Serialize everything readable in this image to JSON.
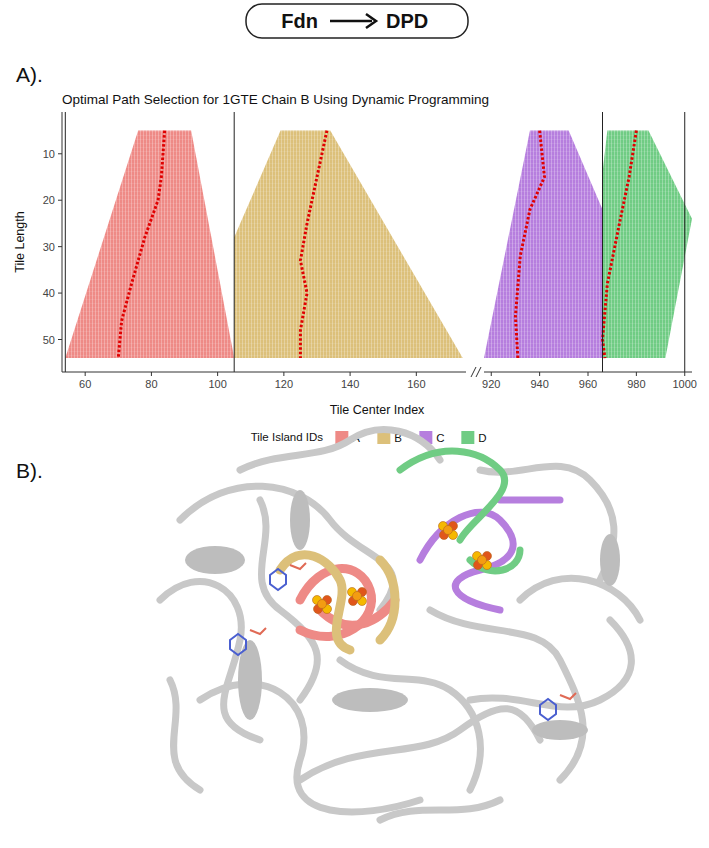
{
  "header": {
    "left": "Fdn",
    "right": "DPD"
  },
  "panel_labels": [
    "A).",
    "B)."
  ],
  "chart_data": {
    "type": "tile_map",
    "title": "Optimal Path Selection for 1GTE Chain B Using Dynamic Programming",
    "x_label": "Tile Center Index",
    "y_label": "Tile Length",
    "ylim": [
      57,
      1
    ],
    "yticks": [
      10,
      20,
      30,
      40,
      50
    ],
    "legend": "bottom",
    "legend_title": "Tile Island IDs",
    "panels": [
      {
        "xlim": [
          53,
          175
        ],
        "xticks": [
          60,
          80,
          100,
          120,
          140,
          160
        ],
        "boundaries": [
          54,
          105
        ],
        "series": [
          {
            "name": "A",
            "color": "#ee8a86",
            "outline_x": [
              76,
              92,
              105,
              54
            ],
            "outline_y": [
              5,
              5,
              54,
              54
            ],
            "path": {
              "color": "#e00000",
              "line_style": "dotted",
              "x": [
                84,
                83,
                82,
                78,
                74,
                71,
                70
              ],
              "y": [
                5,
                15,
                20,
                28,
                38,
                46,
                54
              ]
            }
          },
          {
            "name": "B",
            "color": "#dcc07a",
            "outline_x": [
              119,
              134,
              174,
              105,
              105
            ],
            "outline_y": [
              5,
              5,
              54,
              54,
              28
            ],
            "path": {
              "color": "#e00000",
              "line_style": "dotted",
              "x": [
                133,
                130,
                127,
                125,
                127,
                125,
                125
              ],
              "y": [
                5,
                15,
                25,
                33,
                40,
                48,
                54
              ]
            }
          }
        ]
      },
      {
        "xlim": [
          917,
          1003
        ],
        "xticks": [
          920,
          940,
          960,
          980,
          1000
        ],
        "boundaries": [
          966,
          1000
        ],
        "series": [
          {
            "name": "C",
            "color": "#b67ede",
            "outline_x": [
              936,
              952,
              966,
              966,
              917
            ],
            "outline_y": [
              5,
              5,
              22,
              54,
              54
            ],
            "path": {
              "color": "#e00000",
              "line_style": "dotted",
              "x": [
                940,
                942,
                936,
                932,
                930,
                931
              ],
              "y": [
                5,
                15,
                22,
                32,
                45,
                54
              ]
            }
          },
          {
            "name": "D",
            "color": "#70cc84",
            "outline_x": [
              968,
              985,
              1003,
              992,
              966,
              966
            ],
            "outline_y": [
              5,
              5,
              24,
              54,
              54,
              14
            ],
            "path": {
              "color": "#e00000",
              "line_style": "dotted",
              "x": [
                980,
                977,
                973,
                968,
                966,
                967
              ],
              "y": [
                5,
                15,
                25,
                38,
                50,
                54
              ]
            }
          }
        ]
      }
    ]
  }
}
· · · · ·
(What you have to do) Give every line above again exactly, with no pictures.

(Reply)
Serialize everything readable in this image to JSON.
{
  "header": {
    "left": "Fdn",
    "right": "DPD"
  },
  "panel_labels": [
    "A).",
    "B)."
  ],
  "chart_data": {
    "type": "tile_map",
    "title": "Optimal Path Selection for 1GTE Chain B Using Dynamic Programming",
    "x_label": "Tile Center Index",
    "y_label": "Tile Length",
    "ylim": [
      57,
      1
    ],
    "yticks": [
      10,
      20,
      30,
      40,
      50
    ],
    "legend": "bottom",
    "legend_title": "Tile Island IDs",
    "panels": [
      {
        "xlim": [
          53,
          175
        ],
        "xticks": [
          60,
          80,
          100,
          120,
          140,
          160
        ],
        "boundaries": [
          54,
          105
        ],
        "series": [
          {
            "name": "A",
            "color": "#ee8a86",
            "outline_x": [
              76,
              92,
              105,
              54
            ],
            "outline_y": [
              5,
              5,
              54,
              54
            ],
            "path": {
              "color": "#e00000",
              "line_style": "dotted",
              "x": [
                84,
                83,
                82,
                78,
                74,
                71,
                70
              ],
              "y": [
                5,
                15,
                20,
                28,
                38,
                46,
                54
              ]
            }
          },
          {
            "name": "B",
            "color": "#dcc07a",
            "outline_x": [
              119,
              134,
              174,
              105,
              105
            ],
            "outline_y": [
              5,
              5,
              54,
              54,
              28
            ],
            "path": {
              "color": "#e00000",
              "line_style": "dotted",
              "x": [
                133,
                130,
                127,
                125,
                127,
                125,
                125
              ],
              "y": [
                5,
                15,
                25,
                33,
                40,
                48,
                54
              ]
            }
          }
        ]
      },
      {
        "xlim": [
          917,
          1003
        ],
        "xticks": [
          920,
          940,
          960,
          980,
          1000
        ],
        "boundaries": [
          966,
          1000
        ],
        "series": [
          {
            "name": "C",
            "color": "#b67ede",
            "outline_x": [
              936,
              952,
              966,
              966,
              917
            ],
            "outline_y": [
              5,
              5,
              22,
              54,
              54
            ],
            "path": {
              "color": "#e00000",
              "line_style": "dotted",
              "x": [
                940,
                942,
                936,
                932,
                930,
                931
              ],
              "y": [
                5,
                15,
                22,
                32,
                45,
                54
              ]
            }
          },
          {
            "name": "D",
            "color": "#70cc84",
            "outline_x": [
              968,
              985,
              1003,
              992,
              966,
              966
            ],
            "outline_y": [
              5,
              5,
              24,
              54,
              54,
              14
            ],
            "path": {
              "color": "#e00000",
              "line_style": "dotted",
              "x": [
                980,
                977,
                973,
                968,
                966,
                967
              ],
              "y": [
                5,
                15,
                25,
                38,
                50,
                54
              ]
            }
          }
        ]
      }
    ]
  }
}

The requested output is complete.